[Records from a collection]

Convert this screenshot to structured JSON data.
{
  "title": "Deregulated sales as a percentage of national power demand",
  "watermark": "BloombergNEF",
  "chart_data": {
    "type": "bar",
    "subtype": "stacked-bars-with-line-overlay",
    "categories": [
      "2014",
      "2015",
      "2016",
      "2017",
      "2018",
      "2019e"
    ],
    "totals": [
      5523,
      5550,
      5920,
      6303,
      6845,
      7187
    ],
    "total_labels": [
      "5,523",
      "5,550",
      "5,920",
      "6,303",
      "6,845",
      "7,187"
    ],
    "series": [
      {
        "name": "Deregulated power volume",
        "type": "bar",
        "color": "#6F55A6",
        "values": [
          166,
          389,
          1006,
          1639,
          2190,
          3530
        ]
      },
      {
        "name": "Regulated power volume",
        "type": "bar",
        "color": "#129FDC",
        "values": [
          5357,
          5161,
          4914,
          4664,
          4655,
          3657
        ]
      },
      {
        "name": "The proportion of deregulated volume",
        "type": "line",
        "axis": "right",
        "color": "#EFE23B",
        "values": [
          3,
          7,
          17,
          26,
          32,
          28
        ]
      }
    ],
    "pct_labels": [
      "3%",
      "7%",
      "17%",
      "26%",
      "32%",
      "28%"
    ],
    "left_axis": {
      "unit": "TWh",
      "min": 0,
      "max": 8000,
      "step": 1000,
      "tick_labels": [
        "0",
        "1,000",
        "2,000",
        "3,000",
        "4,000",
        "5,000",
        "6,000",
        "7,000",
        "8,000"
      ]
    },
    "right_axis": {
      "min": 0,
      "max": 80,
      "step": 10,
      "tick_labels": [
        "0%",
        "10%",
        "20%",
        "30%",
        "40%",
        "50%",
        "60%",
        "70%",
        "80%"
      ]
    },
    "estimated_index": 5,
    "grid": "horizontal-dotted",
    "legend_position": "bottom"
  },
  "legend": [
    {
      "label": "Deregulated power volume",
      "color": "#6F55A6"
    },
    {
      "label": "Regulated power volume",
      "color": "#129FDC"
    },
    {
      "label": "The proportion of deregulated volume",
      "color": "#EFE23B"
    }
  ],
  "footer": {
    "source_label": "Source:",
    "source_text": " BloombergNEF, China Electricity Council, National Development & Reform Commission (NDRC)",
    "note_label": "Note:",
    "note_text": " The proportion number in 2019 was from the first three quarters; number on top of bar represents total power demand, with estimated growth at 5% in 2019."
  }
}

§ SET PROBLEM
Repeat the material in full, exactly as it stands.

§ ANSWER
Convert this screenshot to structured JSON data.
{
  "title": "Deregulated sales as a percentage of national power demand",
  "watermark": "BloombergNEF",
  "chart_data": {
    "type": "bar",
    "subtype": "stacked-bars-with-line-overlay",
    "categories": [
      "2014",
      "2015",
      "2016",
      "2017",
      "2018",
      "2019e"
    ],
    "totals": [
      5523,
      5550,
      5920,
      6303,
      6845,
      7187
    ],
    "total_labels": [
      "5,523",
      "5,550",
      "5,920",
      "6,303",
      "6,845",
      "7,187"
    ],
    "series": [
      {
        "name": "Deregulated power volume",
        "type": "bar",
        "color": "#6F55A6",
        "values": [
          166,
          389,
          1006,
          1639,
          2190,
          3530
        ]
      },
      {
        "name": "Regulated power volume",
        "type": "bar",
        "color": "#129FDC",
        "values": [
          5357,
          5161,
          4914,
          4664,
          4655,
          3657
        ]
      },
      {
        "name": "The proportion of deregulated volume",
        "type": "line",
        "axis": "right",
        "color": "#EFE23B",
        "values": [
          3,
          7,
          17,
          26,
          32,
          28
        ]
      }
    ],
    "pct_labels": [
      "3%",
      "7%",
      "17%",
      "26%",
      "32%",
      "28%"
    ],
    "left_axis": {
      "unit": "TWh",
      "min": 0,
      "max": 8000,
      "step": 1000,
      "tick_labels": [
        "0",
        "1,000",
        "2,000",
        "3,000",
        "4,000",
        "5,000",
        "6,000",
        "7,000",
        "8,000"
      ]
    },
    "right_axis": {
      "min": 0,
      "max": 80,
      "step": 10,
      "tick_labels": [
        "0%",
        "10%",
        "20%",
        "30%",
        "40%",
        "50%",
        "60%",
        "70%",
        "80%"
      ]
    },
    "estimated_index": 5,
    "grid": "horizontal-dotted",
    "legend_position": "bottom"
  },
  "legend": [
    {
      "label": "Deregulated power volume",
      "color": "#6F55A6"
    },
    {
      "label": "Regulated power volume",
      "color": "#129FDC"
    },
    {
      "label": "The proportion of deregulated volume",
      "color": "#EFE23B"
    }
  ],
  "footer": {
    "source_label": "Source:",
    "source_text": " BloombergNEF, China Electricity Council, National Development & Reform Commission (NDRC)",
    "note_label": "Note:",
    "note_text": " The proportion number in 2019 was from the first three quarters; number on top of bar represents total power demand, with estimated growth at 5% in 2019."
  }
}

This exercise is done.